DIRECTIONS ::
**a.** Answer these questions about the article on becoming debt free:
(i) What program does the author coordinate and lead at church?
(ii) According to Dave Ramsey, debt is not so much a privilege as what?
(iii) What does the author give as the first equation of basic math?
**b.** Write the next few paragraphs of the article on becoming debt free, following on from its final sentence.

PAGE EXCERPT ::
** BEGIN **
Becoming Debt Free Is 99% Intensity and 1% Basic Math

Are you trying as hard as you can to be debt free? As many of you know I coordinate and lead Financial Peace University at my church. I’m currently working on the third group of classes, and we just got finished with the very valuable, and highly motivational Dumping Debt lesson. It’s definitely one of my favorite lessons of all time.

Dave starts out by giving the history of credit and how it has become such an integrated part of our society in a relatively short amount of time. Thanks to genius marketing, and a changing society with alternative financial values than those of our grandparents, debt has become a fixture in almost every household.

Dave Ramsey points out that debt is not a privilege, as much as it is a product. Could you imagine if the product you were selling caused people to line up at the door on bended knee, practically begging you to give them the privilege? The banks wouldn’t bother selling us debt if it wasn’t highly profitable for them. The bottom line is that if people used credit and debt responsibly, the banks wouldn’t have a product to sell. They do not make money off of the responsible, pay-it-off monthly crowd.

They make money because society believes it will always have a car payment. It believes that happiness is found in stuff, so why should it wait until it saves the money? Living without a credit card is impossible, because how else would you have an emergency fund? Let’s not forget about the fact that many believe they cannot live without a credit score. For some people, the holy credit score defines them.

You do not need to have a car payment to own a nice car. Happiness is not found in stuff. I have found a great degree of happiness from learning about contentment. You need a credit card to survive about as much as you need the new car smell. YOU DON’T! Lastly, your credit score is simply a way to keep you borrowing money. You can’t have a credit score without continuing to borrow money. Stop borrowing money.

You are so sick and tired of being in debt, NOW WHAT?

Many believe and try as hard as they can to convince you that becoming debt free is all about math. If the math doesn’t work out or make sense you are doing it all wrong, they say. Many of these same people are in debt themselves…still. It is true that doing some basic math is important. The first of equations would be to spend less than you make, but what determines how the rest of the debt elimination process goes?
** END **
(Layout element annotations)
** BEGIN **
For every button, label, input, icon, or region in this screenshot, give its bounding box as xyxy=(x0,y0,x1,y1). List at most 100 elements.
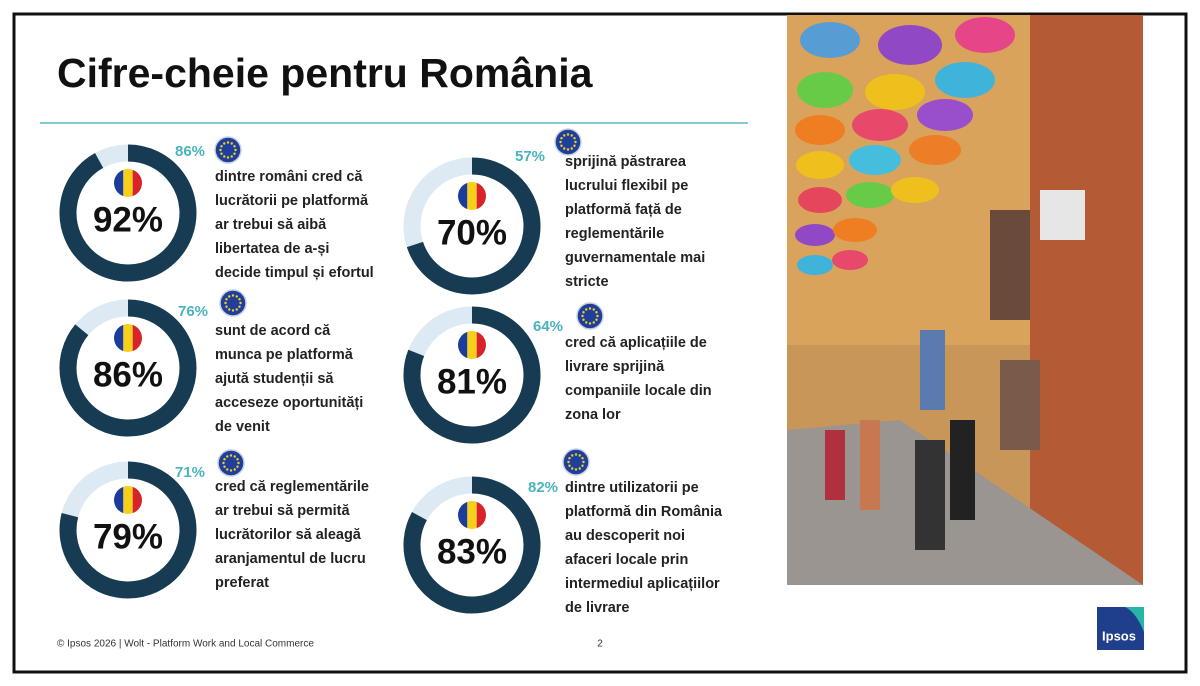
description-line: preferat xyxy=(215,575,269,591)
romania-value: 83% xyxy=(437,532,507,571)
eu-star xyxy=(560,144,563,147)
description-line: dintre români cred că xyxy=(215,169,363,185)
donut-arc xyxy=(403,476,541,614)
eu-star xyxy=(566,133,570,136)
flag-stripe xyxy=(114,486,124,514)
description-line: zona lor xyxy=(565,407,621,423)
eu-star xyxy=(595,318,598,321)
eu-star xyxy=(566,148,570,151)
flag-stripe xyxy=(458,501,468,529)
description-line: decide timpul și efortul xyxy=(215,265,374,281)
eu-star xyxy=(236,465,239,468)
flag-stripe xyxy=(132,169,142,197)
eu-star xyxy=(563,147,566,150)
eu-star xyxy=(226,156,230,159)
eu-star xyxy=(573,144,576,147)
description-line: ar trebui să permită xyxy=(215,503,351,519)
eu-value: 71% xyxy=(175,464,205,481)
eu-star xyxy=(592,308,595,311)
description-line: ar trebui să aibă xyxy=(215,217,327,233)
logo-accent xyxy=(1125,607,1144,632)
flag-stripe xyxy=(132,486,142,514)
eu-star xyxy=(567,460,570,464)
eu-star xyxy=(570,134,573,137)
flag-stripe xyxy=(132,324,142,352)
romania-value: 92% xyxy=(93,200,163,239)
description-line: lucrului flexibil pe xyxy=(565,178,688,194)
eu-flag xyxy=(562,448,590,476)
description-line: guvernamentale mai xyxy=(565,250,705,266)
description-line: sunt de acord că xyxy=(215,323,331,339)
description-line: lucrătorii pe platformă xyxy=(215,193,369,209)
eu-star xyxy=(233,145,236,148)
description-line: sprijină păstrarea xyxy=(565,154,687,170)
romania-value: 70% xyxy=(437,213,507,252)
flag-stripe xyxy=(114,169,124,197)
description-line: munca pe platformă xyxy=(215,347,354,363)
eu-star xyxy=(226,141,230,144)
eu-star xyxy=(233,152,236,155)
eu-star xyxy=(228,308,231,311)
donut-arc xyxy=(403,306,541,444)
slide-title: Cifre-cheie pentru România xyxy=(57,50,594,96)
description-line: companiile locale din xyxy=(565,383,712,399)
street-photo xyxy=(787,15,1143,585)
eu-star xyxy=(223,465,226,468)
eu-star xyxy=(226,455,229,458)
description-line: cred că reglementările xyxy=(215,479,369,495)
donut-arc xyxy=(59,144,197,282)
description-line: afaceri locale prin xyxy=(565,552,688,568)
eu-star xyxy=(568,464,571,467)
flag-stripe xyxy=(114,324,124,352)
romania-flag xyxy=(458,501,486,529)
eu-star xyxy=(231,294,235,297)
eu-star xyxy=(573,137,576,140)
eu-flag xyxy=(217,449,245,477)
eu-star xyxy=(592,321,595,324)
page-number: 2 xyxy=(597,639,603,650)
romania-flag xyxy=(114,169,142,197)
flag-stripe xyxy=(476,331,486,359)
eu-star xyxy=(231,309,235,312)
romania-value: 79% xyxy=(93,517,163,556)
donut-arc xyxy=(59,299,197,437)
eu-star xyxy=(235,308,238,311)
description-line: reglementările xyxy=(565,226,664,242)
eu-star xyxy=(238,305,241,308)
romania-flag xyxy=(458,182,486,210)
romania-value: 81% xyxy=(437,362,507,401)
romania-flag xyxy=(458,331,486,359)
description-line: cred că aplicațiile de xyxy=(565,335,707,351)
flag-stripe xyxy=(476,182,486,210)
eu-star xyxy=(560,137,563,140)
eu-star xyxy=(585,308,588,311)
description-line: dintre utilizatorii pe xyxy=(565,480,699,496)
description-line: libertatea de a-și xyxy=(215,241,329,257)
eu-star xyxy=(571,467,574,470)
eu-flag xyxy=(214,136,242,164)
eu-star xyxy=(581,314,584,318)
eu-star xyxy=(233,455,236,458)
description-line: stricte xyxy=(565,274,609,290)
eu-star xyxy=(219,148,222,152)
eu-star xyxy=(582,311,585,314)
eu-star xyxy=(228,295,231,298)
eu-star xyxy=(238,298,241,301)
eu-star xyxy=(236,458,239,461)
eu-star xyxy=(578,467,581,470)
eu-star xyxy=(582,318,585,321)
flag-stripe xyxy=(467,331,477,359)
eu-star xyxy=(224,301,227,305)
flag-stripe xyxy=(123,324,133,352)
eu-star xyxy=(233,468,236,471)
description-line: platformă din România xyxy=(565,504,723,520)
description-line: ajută studenții să xyxy=(215,371,334,387)
eu-star xyxy=(230,155,233,158)
flag-stripe xyxy=(467,501,477,529)
description-line: aranjamentul de lucru xyxy=(215,551,366,567)
description-line: de livrare xyxy=(565,600,630,616)
eu-star xyxy=(559,140,562,144)
eu-star xyxy=(222,461,225,465)
flag-stripe xyxy=(458,182,468,210)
** END **
TASK-BY-TASK ANSWERS ::
**a.**
(i) Financial Peace University
(ii) A product
(iii) Spend less than you make

**b.**
Dave Ramsey calls it gazelle intensity. Ever watched the discovery channel when a cheetah is hungry? The gazelle is not even close to being as fast as a cheetah, yet it sometimes gets away. It jumps back and forth with focused intensity trying to fake out the cheetah, who can reach 40 mph in just four leaps, because it knows just how serious the situation is. If it don’t, it will become breakfast, lunch, and dinner.

That same intensity can help you get out of debt, and the more of it you have (the more you want to live), the faster you will do it. In your world debt is the cheetah, and you are the gazelle. The debt will destroy you and your family if you let it. You do not have any choice. It’s either 1.) run from the cheetah as fast as you can, or 2.) let it consume you.

Most people have already reached the point of consumption, but fortunately for them, it’s not too late. You see, if you were really a gazelle you’d get no more do-overs. Once the cheetah caught you, that’s it—no more gazelling around for you. With debt, you are lucky to have a second, third, and even fourth chance to run away from the predator. You can change course and the more intense you are about doing it, the better chance you have of getting away for good.

“Gazelle Intensity” is the key! The faster you bob and weave, the harder you run, and the more focused you are, the easier getting out of debt will be. Does that mean that it is easy? Not at all, but intensity gives you a special power over math. You can do math all day long, and you will eventually pay off all your debt, but your intensity will make the task go much faster.

Just doing math is like slowly pulling off the band-aid. You feel no pain, but it takes you longer to get it off. When you yank it off really fast, it hurts really bad, but the pain is so worth it. A little bit of pain and sacrifice can go a long way, when it’s all said and done. Don’t look for the painless route, it is usually not what it’s chalked up to be.

I’m not telling you to forget about doing math, I’m just saying that when you think math is the major component, you may be hurting your efforts more than you are helping them.

What am I saying? You do not need a finance degree to get out of debt…YOU NEED INTENSITY IN YOUR BONES!!

Do you want to get out of debt, or do you want to sit around doing math?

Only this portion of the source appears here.